[Dataset entries]
==================================================

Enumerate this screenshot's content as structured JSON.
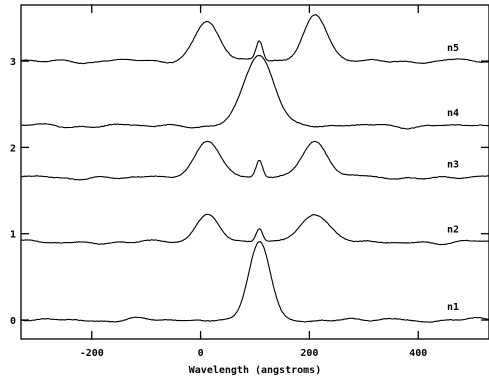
{
  "chart_data": {
    "type": "line",
    "title": "",
    "xlabel": "Wavelength (angstroms)",
    "ylabel": "",
    "xlim": [
      -330,
      530
    ],
    "ylim": [
      -0.22,
      3.65
    ],
    "xticks": [
      -200,
      0,
      200,
      400
    ],
    "yticks": [
      0,
      1,
      2,
      3
    ],
    "grid": false,
    "legend": "none",
    "line_color": "#000000",
    "series": [
      {
        "name": "n1",
        "offset": 0.0,
        "noise": 0.012,
        "peaks": [
          {
            "center": 108,
            "amp": 0.88,
            "width": 20
          }
        ]
      },
      {
        "name": "n2",
        "offset": 0.9,
        "noise": 0.012,
        "peaks": [
          {
            "center": 12,
            "amp": 0.32,
            "width": 22
          },
          {
            "center": 108,
            "amp": 0.16,
            "width": 6
          },
          {
            "center": 210,
            "amp": 0.35,
            "width": 25
          }
        ]
      },
      {
        "name": "n3",
        "offset": 1.65,
        "noise": 0.012,
        "peaks": [
          {
            "center": 12,
            "amp": 0.45,
            "width": 22
          },
          {
            "center": 108,
            "amp": 0.2,
            "width": 6
          },
          {
            "center": 210,
            "amp": 0.42,
            "width": 24
          }
        ]
      },
      {
        "name": "n4",
        "offset": 2.25,
        "noise": 0.012,
        "peaks": [
          {
            "center": 108,
            "amp": 0.8,
            "width": 28
          }
        ]
      },
      {
        "name": "n5",
        "offset": 3.0,
        "noise": 0.012,
        "peaks": [
          {
            "center": 12,
            "amp": 0.47,
            "width": 22
          },
          {
            "center": 108,
            "amp": 0.23,
            "width": 6
          },
          {
            "center": 210,
            "amp": 0.53,
            "width": 22
          }
        ]
      }
    ]
  }
}
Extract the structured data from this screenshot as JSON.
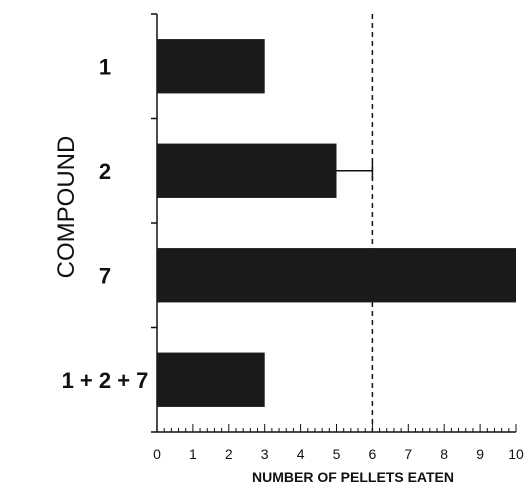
{
  "chart_data": {
    "type": "bar",
    "orientation": "horizontal",
    "categories": [
      "1",
      "2",
      "7",
      "1 + 2 + 7"
    ],
    "values": [
      3,
      5,
      10,
      3
    ],
    "error_bars": [
      null,
      1,
      null,
      null
    ],
    "xlabel": "NUMBER OF PELLETS EATEN",
    "ylabel": "COMPOUND",
    "xlim": [
      0,
      10
    ],
    "x_ticks": [
      "0",
      "1",
      "2",
      "3",
      "4",
      "5",
      "6",
      "7",
      "8",
      "9",
      "10"
    ],
    "reference_line": 6,
    "grid": false,
    "bar_color": "#1a1a1a"
  }
}
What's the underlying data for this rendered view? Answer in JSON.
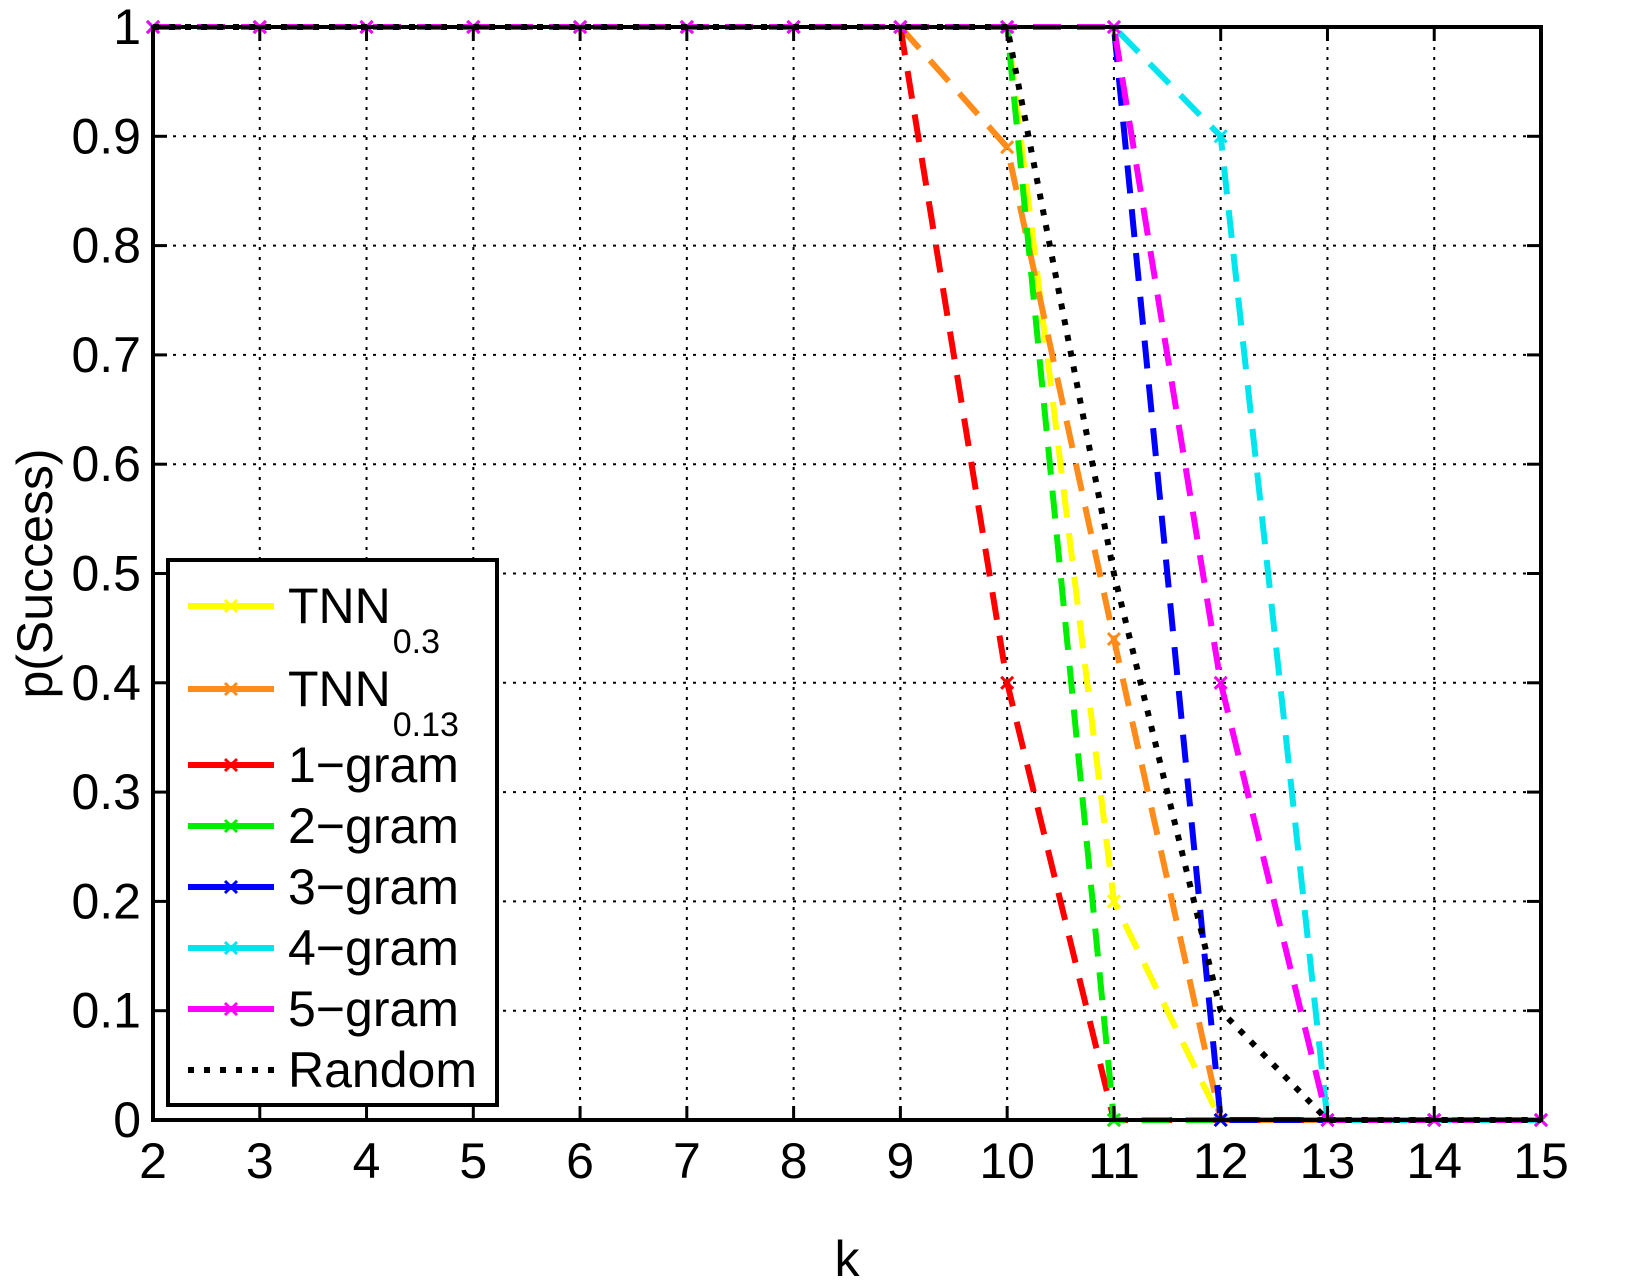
{
  "chart_data": {
    "type": "line",
    "xlabel": "k",
    "ylabel": "p(Success)",
    "xlim": [
      2,
      15
    ],
    "ylim": [
      0,
      1
    ],
    "grid": true,
    "legend_position": "bottom-left",
    "x": [
      2,
      3,
      4,
      5,
      6,
      7,
      8,
      9,
      10,
      11,
      12,
      13,
      14,
      15
    ],
    "xticks": [
      "2",
      "3",
      "4",
      "5",
      "6",
      "7",
      "8",
      "9",
      "10",
      "11",
      "12",
      "13",
      "14",
      "15"
    ],
    "yticks": [
      "0",
      "0.1",
      "0.2",
      "0.3",
      "0.4",
      "0.5",
      "0.6",
      "0.7",
      "0.8",
      "0.9",
      "1"
    ],
    "series": [
      {
        "name": "TNN",
        "sub": "0.3",
        "color": "#ffff00",
        "dash": "dashed",
        "marker": "x",
        "values": [
          1,
          1,
          1,
          1,
          1,
          1,
          1,
          1,
          1,
          0.2,
          0,
          0,
          0,
          0
        ]
      },
      {
        "name": "TNN",
        "sub": "0.13",
        "color": "#ff8c1a",
        "dash": "dashed",
        "marker": "x",
        "values": [
          1,
          1,
          1,
          1,
          1,
          1,
          1,
          1,
          0.89,
          0.44,
          0,
          0,
          0,
          0
        ]
      },
      {
        "name": "1−gram",
        "sub": "",
        "color": "#ff0000",
        "dash": "dashed",
        "marker": "x",
        "values": [
          1,
          1,
          1,
          1,
          1,
          1,
          1,
          1,
          0.4,
          0,
          0,
          0,
          0,
          0
        ]
      },
      {
        "name": "2−gram",
        "sub": "",
        "color": "#00ee00",
        "dash": "dashed",
        "marker": "x",
        "values": [
          1,
          1,
          1,
          1,
          1,
          1,
          1,
          1,
          1,
          0,
          0,
          0,
          0,
          0
        ]
      },
      {
        "name": "3−gram",
        "sub": "",
        "color": "#0000ff",
        "dash": "dashed",
        "marker": "x",
        "values": [
          1,
          1,
          1,
          1,
          1,
          1,
          1,
          1,
          1,
          1,
          0,
          0,
          0,
          0
        ]
      },
      {
        "name": "4−gram",
        "sub": "",
        "color": "#00e5ee",
        "dash": "dashed",
        "marker": "x",
        "values": [
          1,
          1,
          1,
          1,
          1,
          1,
          1,
          1,
          1,
          1,
          0.9,
          0,
          0,
          0
        ]
      },
      {
        "name": "5−gram",
        "sub": "",
        "color": "#ff00ff",
        "dash": "dashed",
        "marker": "x",
        "values": [
          1,
          1,
          1,
          1,
          1,
          1,
          1,
          1,
          1,
          1,
          0.4,
          0,
          0,
          0
        ]
      },
      {
        "name": "Random",
        "sub": "",
        "color": "#000000",
        "dash": "dotted",
        "marker": "none",
        "values": [
          1,
          1,
          1,
          1,
          1,
          1,
          1,
          1,
          1,
          0.5,
          0.1,
          0,
          0,
          0
        ]
      }
    ]
  }
}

==================================================

§ **To be done**
In the entries above, identify every line with the word "this". Copy those lines.

§ **Solved problem**
Enumerate this screenshot's content as structured JSON.
Extract the structured data from this screenshot as JSON.
What's the underlying data for this rendered view? Answer in JSON.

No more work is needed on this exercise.